— Start —

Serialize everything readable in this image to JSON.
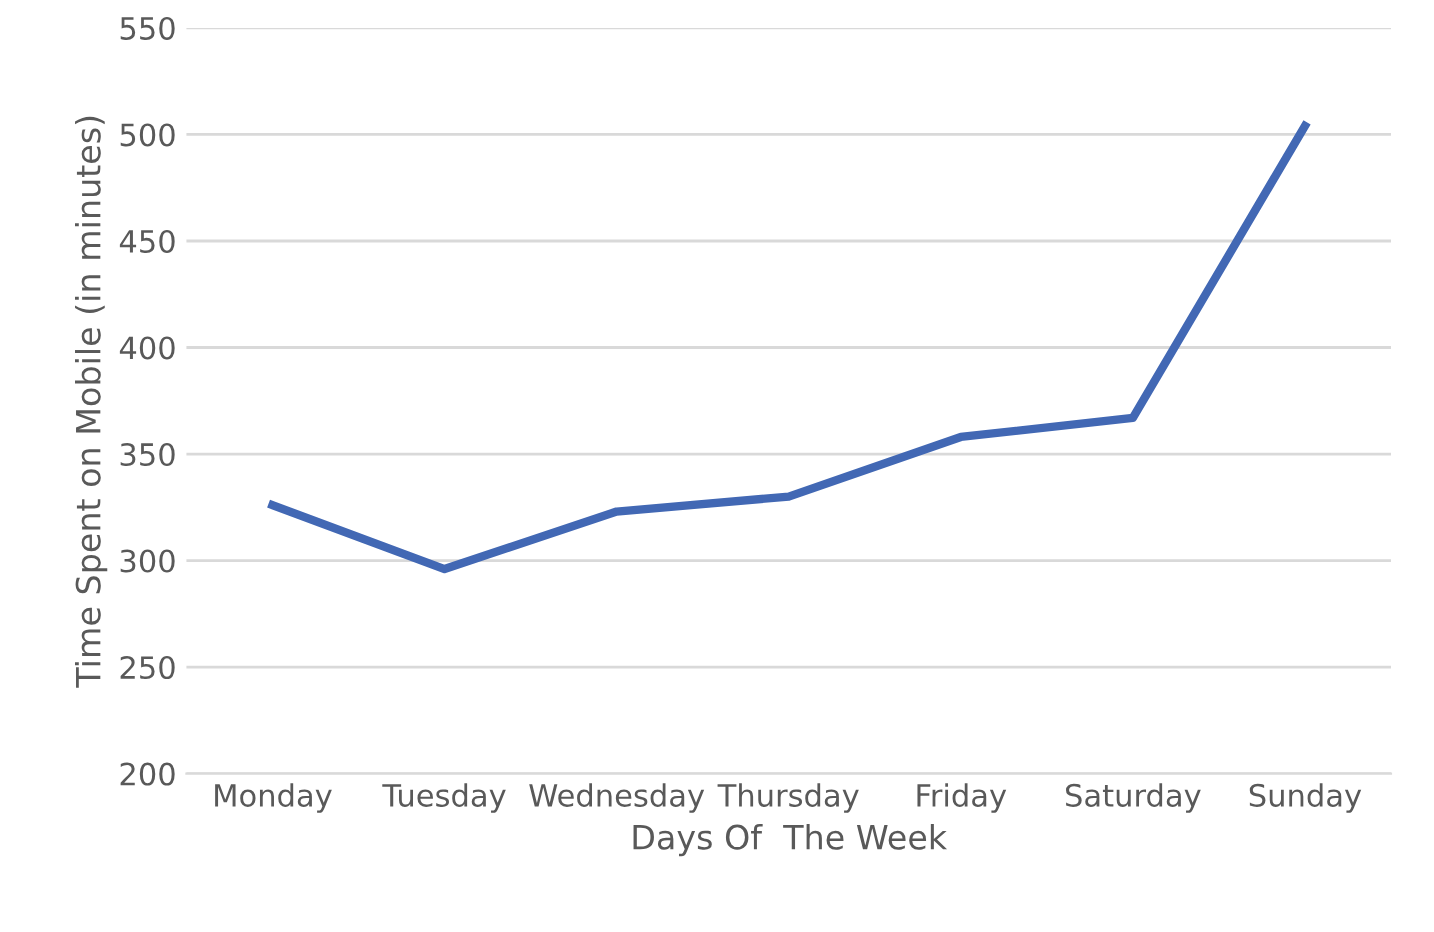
{
  "chart_data": {
    "type": "line",
    "xlabel": "Days Of  The Week",
    "ylabel": "Time Spent on Mobile (in minutes)",
    "categories": [
      "Monday",
      "Tuesday",
      "Wednesday",
      "Thursday",
      "Friday",
      "Saturday",
      "Sunday"
    ],
    "series": [
      {
        "color": "#4268b4",
        "values": [
          326,
          296,
          323,
          330,
          358,
          367,
          504
        ]
      }
    ],
    "ylim": [
      200,
      550
    ],
    "yticks": [
      200,
      250,
      300,
      350,
      400,
      450,
      500,
      550
    ],
    "grid": "y",
    "marker": "none",
    "line_style": "solid",
    "legend": false
  }
}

— End —

__EXERCISE__: In your copy of the records, include no pictures; repeat everything else exactly.

__ANSWER TO THIS TASK__:
Serialize everything readable in this image to JSON.
{
  "chart_data": {
    "type": "line",
    "xlabel": "Days Of  The Week",
    "ylabel": "Time Spent on Mobile (in minutes)",
    "categories": [
      "Monday",
      "Tuesday",
      "Wednesday",
      "Thursday",
      "Friday",
      "Saturday",
      "Sunday"
    ],
    "series": [
      {
        "color": "#4268b4",
        "values": [
          326,
          296,
          323,
          330,
          358,
          367,
          504
        ]
      }
    ],
    "ylim": [
      200,
      550
    ],
    "yticks": [
      200,
      250,
      300,
      350,
      400,
      450,
      500,
      550
    ],
    "grid": "y",
    "marker": "none",
    "line_style": "solid",
    "legend": false
  }
}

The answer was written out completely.